Dataset items:
§
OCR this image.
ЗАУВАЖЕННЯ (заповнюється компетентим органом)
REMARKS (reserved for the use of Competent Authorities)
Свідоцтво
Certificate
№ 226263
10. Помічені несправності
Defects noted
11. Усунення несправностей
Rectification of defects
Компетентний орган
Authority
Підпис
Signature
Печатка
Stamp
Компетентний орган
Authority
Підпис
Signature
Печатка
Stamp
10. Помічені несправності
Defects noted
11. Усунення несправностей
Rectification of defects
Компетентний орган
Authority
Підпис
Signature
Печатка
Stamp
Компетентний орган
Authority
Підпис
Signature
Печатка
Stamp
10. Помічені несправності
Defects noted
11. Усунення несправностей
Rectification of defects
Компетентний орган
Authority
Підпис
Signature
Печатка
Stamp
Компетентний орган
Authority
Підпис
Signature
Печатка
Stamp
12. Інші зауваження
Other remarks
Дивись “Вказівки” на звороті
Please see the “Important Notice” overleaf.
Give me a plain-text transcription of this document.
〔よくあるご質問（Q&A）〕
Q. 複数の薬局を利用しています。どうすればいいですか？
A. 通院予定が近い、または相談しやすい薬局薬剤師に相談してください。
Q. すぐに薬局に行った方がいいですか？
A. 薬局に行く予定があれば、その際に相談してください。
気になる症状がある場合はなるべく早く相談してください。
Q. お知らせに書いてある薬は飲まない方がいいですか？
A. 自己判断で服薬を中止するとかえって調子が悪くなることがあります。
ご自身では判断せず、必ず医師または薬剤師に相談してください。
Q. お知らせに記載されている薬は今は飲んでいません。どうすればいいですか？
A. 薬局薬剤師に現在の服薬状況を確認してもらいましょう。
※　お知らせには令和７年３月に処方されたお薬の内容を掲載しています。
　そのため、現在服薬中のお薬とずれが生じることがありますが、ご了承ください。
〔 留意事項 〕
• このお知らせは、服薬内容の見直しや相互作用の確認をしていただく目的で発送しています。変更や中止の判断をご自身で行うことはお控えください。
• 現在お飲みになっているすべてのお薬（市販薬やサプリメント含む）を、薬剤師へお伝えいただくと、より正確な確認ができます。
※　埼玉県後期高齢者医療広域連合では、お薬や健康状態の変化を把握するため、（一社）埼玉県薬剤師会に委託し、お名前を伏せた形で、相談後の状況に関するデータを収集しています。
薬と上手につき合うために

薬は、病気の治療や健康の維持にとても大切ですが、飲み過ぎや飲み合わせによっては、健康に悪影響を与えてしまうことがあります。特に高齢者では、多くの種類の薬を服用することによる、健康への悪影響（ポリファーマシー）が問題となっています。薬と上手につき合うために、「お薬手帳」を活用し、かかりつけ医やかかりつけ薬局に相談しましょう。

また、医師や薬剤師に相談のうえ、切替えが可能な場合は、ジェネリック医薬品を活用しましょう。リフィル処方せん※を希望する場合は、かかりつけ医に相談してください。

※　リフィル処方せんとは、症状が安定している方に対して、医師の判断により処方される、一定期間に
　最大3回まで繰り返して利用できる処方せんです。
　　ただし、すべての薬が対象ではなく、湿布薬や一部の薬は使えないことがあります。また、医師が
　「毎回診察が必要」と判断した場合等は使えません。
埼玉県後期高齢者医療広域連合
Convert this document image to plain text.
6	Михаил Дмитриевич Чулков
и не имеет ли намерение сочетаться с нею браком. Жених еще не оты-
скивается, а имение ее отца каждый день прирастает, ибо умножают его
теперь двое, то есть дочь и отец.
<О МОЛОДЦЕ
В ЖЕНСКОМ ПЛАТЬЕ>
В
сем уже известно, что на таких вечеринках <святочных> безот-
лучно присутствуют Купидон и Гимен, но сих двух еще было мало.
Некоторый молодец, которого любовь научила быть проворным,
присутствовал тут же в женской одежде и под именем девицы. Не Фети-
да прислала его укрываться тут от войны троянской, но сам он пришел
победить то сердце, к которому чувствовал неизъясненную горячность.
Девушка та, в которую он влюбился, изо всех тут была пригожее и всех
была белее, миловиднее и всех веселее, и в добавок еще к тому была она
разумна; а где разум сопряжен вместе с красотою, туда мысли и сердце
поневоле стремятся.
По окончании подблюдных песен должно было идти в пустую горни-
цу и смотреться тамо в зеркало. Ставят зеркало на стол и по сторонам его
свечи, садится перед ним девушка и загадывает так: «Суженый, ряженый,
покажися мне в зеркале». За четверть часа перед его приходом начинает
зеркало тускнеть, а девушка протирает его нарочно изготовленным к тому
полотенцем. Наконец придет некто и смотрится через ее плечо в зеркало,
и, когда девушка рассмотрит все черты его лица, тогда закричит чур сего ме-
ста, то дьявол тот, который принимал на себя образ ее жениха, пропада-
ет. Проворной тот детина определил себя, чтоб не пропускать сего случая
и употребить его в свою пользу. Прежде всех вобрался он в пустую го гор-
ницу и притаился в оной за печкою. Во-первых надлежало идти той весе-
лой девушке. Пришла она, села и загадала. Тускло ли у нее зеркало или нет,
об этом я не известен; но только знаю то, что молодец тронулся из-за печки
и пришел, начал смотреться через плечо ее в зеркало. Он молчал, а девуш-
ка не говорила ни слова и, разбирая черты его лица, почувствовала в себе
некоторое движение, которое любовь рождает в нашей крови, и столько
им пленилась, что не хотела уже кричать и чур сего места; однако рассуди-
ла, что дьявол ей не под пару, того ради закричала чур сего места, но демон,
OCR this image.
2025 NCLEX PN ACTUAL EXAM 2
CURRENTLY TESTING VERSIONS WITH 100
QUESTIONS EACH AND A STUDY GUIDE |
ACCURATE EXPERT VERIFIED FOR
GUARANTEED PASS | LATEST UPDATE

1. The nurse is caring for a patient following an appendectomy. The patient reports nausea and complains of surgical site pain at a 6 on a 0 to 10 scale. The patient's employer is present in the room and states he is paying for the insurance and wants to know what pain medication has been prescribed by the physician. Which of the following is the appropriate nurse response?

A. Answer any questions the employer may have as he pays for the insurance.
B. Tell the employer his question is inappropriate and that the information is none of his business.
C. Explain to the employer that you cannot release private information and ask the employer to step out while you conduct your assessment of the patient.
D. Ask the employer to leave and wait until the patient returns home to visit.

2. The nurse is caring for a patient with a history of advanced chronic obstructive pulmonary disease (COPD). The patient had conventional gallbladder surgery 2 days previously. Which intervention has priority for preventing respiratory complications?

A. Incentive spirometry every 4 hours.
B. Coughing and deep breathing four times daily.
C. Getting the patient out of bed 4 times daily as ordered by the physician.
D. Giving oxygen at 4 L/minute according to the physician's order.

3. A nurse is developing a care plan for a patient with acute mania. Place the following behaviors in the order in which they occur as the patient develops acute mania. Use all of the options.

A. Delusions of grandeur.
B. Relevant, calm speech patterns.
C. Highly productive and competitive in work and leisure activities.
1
§
TASK INSTRUCTIONS: Reproduce the material above, every line of it, exactly.

SOLUTION:
OCR this image.
ЗАУВАЖЕННЯ (заповнюється компетентим органом)
REMARKS (reserved for the use of Competent Authorities)
Свідоцтво
Certificate
№ 226263
10. Помічені несправності
Defects noted
11. Усунення несправностей
Rectification of defects
Компетентний орган
Authority
Підпис
Signature
Печатка
Stamp
Компетентний орган
Authority
Підпис
Signature
Печатка
Stamp
10. Помічені несправності
Defects noted
11. Усунення несправностей
Rectification of defects
Компетентний орган
Authority
Підпис
Signature
Печатка
Stamp
Компетентний орган
Authority
Підпис
Signature
Печатка
Stamp
10. Помічені несправності
Defects noted
11. Усунення несправностей
Rectification of defects
Компетентний орган
Authority
Підпис
Signature
Печатка
Stamp
Компетентний орган
Authority
Підпис
Signature
Печатка
Stamp
12. Інші зауваження
Other remarks
Дивись “Вказівки” на звороті
Please see the “Important Notice” overleaf.
Give me a plain-text transcription of this document.
〔よくあるご質問（Q&A）〕
Q. 複数の薬局を利用しています。どうすればいいですか？
A. 通院予定が近い、または相談しやすい薬局薬剤師に相談してください。
Q. すぐに薬局に行った方がいいですか？
A. 薬局に行く予定があれば、その際に相談してください。
気になる症状がある場合はなるべく早く相談してください。
Q. お知らせに書いてある薬は飲まない方がいいですか？
A. 自己判断で服薬を中止するとかえって調子が悪くなることがあります。
ご自身では判断せず、必ず医師または薬剤師に相談してください。
Q. お知らせに記載されている薬は今は飲んでいません。どうすればいいですか？
A. 薬局薬剤師に現在の服薬状況を確認してもらいましょう。
※　お知らせには令和７年３月に処方されたお薬の内容を掲載しています。
　そのため、現在服薬中のお薬とずれが生じることがありますが、ご了承ください。
〔 留意事項 〕
• このお知らせは、服薬内容の見直しや相互作用の確認をしていただく目的で発送しています。変更や中止の判断をご自身で行うことはお控えください。
• 現在お飲みになっているすべてのお薬（市販薬やサプリメント含む）を、薬剤師へお伝えいただくと、より正確な確認ができます。
※　埼玉県後期高齢者医療広域連合では、お薬や健康状態の変化を把握するため、（一社）埼玉県薬剤師会に委託し、お名前を伏せた形で、相談後の状況に関するデータを収集しています。
薬と上手につき合うために

薬は、病気の治療や健康の維持にとても大切ですが、飲み過ぎや飲み合わせによっては、健康に悪影響を与えてしまうことがあります。特に高齢者では、多くの種類の薬を服用することによる、健康への悪影響（ポリファーマシー）が問題となっています。薬と上手につき合うために、「お薬手帳」を活用し、かかりつけ医やかかりつけ薬局に相談しましょう。

また、医師や薬剤師に相談のうえ、切替えが可能な場合は、ジェネリック医薬品を活用しましょう。リフィル処方せん※を希望する場合は、かかりつけ医に相談してください。

※　リフィル処方せんとは、症状が安定している方に対して、医師の判断により処方される、一定期間に
　最大3回まで繰り返して利用できる処方せんです。
　　ただし、すべての薬が対象ではなく、湿布薬や一部の薬は使えないことがあります。また、医師が
　「毎回診察が必要」と判断した場合等は使えません。
埼玉県後期高齢者医療広域連合
Convert this document image to plain text.
6	Михаил Дмитриевич Чулков
и не имеет ли намерение сочетаться с нею браком. Жених еще не оты-
скивается, а имение ее отца каждый день прирастает, ибо умножают его
теперь двое, то есть дочь и отец.
<О МОЛОДЦЕ
В ЖЕНСКОМ ПЛАТЬЕ>
В
сем уже известно, что на таких вечеринках <святочных> безот-
лучно присутствуют Купидон и Гимен, но сих двух еще было мало.
Некоторый молодец, которого любовь научила быть проворным,
присутствовал тут же в женской одежде и под именем девицы. Не Фети-
да прислала его укрываться тут от войны троянской, но сам он пришел
победить то сердце, к которому чувствовал неизъясненную горячность.
Девушка та, в которую он влюбился, изо всех тут была пригожее и всех
была белее, миловиднее и всех веселее, и в добавок еще к тому была она
разумна; а где разум сопряжен вместе с красотою, туда мысли и сердце
поневоле стремятся.
По окончании подблюдных песен должно было идти в пустую горни-
цу и смотреться тамо в зеркало. Ставят зеркало на стол и по сторонам его
свечи, садится перед ним девушка и загадывает так: «Суженый, ряженый,
покажися мне в зеркале». За четверть часа перед его приходом начинает
зеркало тускнеть, а девушка протирает его нарочно изготовленным к тому
полотенцем. Наконец придет некто и смотрится через ее плечо в зеркало,
и, когда девушка рассмотрит все черты его лица, тогда закричит чур сего ме-
ста, то дьявол тот, который принимал на себя образ ее жениха, пропада-
ет. Проворной тот детина определил себя, чтоб не пропускать сего случая
и употребить его в свою пользу. Прежде всех вобрался он в пустую го гор-
ницу и притаился в оной за печкою. Во-первых надлежало идти той весе-
лой девушке. Пришла она, села и загадала. Тускло ли у нее зеркало или нет,
об этом я не известен; но только знаю то, что молодец тронулся из-за печки
и пришел, начал смотреться через плечо ее в зеркало. Он молчал, а девуш-
ка не говорила ни слова и, разбирая черты его лица, почувствовала в себе
некоторое движение, которое любовь рождает в нашей крови, и столько
им пленилась, что не хотела уже кричать и чур сего места; однако рассуди-
ла, что дьявол ей не под пару, того ради закричала чур сего места, но демон,
OCR this image.
2025 NCLEX PN ACTUAL EXAM 2
CURRENTLY TESTING VERSIONS WITH 100
QUESTIONS EACH AND A STUDY GUIDE |
ACCURATE EXPERT VERIFIED FOR
GUARANTEED PASS | LATEST UPDATE

1. The nurse is caring for a patient following an appendectomy. The patient reports nausea and complains of surgical site pain at a 6 on a 0 to 10 scale. The patient's employer is present in the room and states he is paying for the insurance and wants to know what pain medication has been prescribed by the physician. Which of the following is the appropriate nurse response?

A. Answer any questions the employer may have as he pays for the insurance.
B. Tell the employer his question is inappropriate and that the information is none of his business.
C. Explain to the employer that you cannot release private information and ask the employer to step out while you conduct your assessment of the patient.
D. Ask the employer to leave and wait until the patient returns home to visit.

2. The nurse is caring for a patient with a history of advanced chronic obstructive pulmonary disease (COPD). The patient had conventional gallbladder surgery 2 days previously. Which intervention has priority for preventing respiratory complications?

A. Incentive spirometry every 4 hours.
B. Coughing and deep breathing four times daily.
C. Getting the patient out of bed 4 times daily as ordered by the physician.
D. Giving oxygen at 4 L/minute according to the physician's order.

3. A nurse is developing a care plan for a patient with acute mania. Place the following behaviors in the order in which they occur as the patient develops acute mania. Use all of the options.

A. Delusions of grandeur.
B. Relevant, calm speech patterns.
C. Highly productive and competitive in work and leisure activities.
1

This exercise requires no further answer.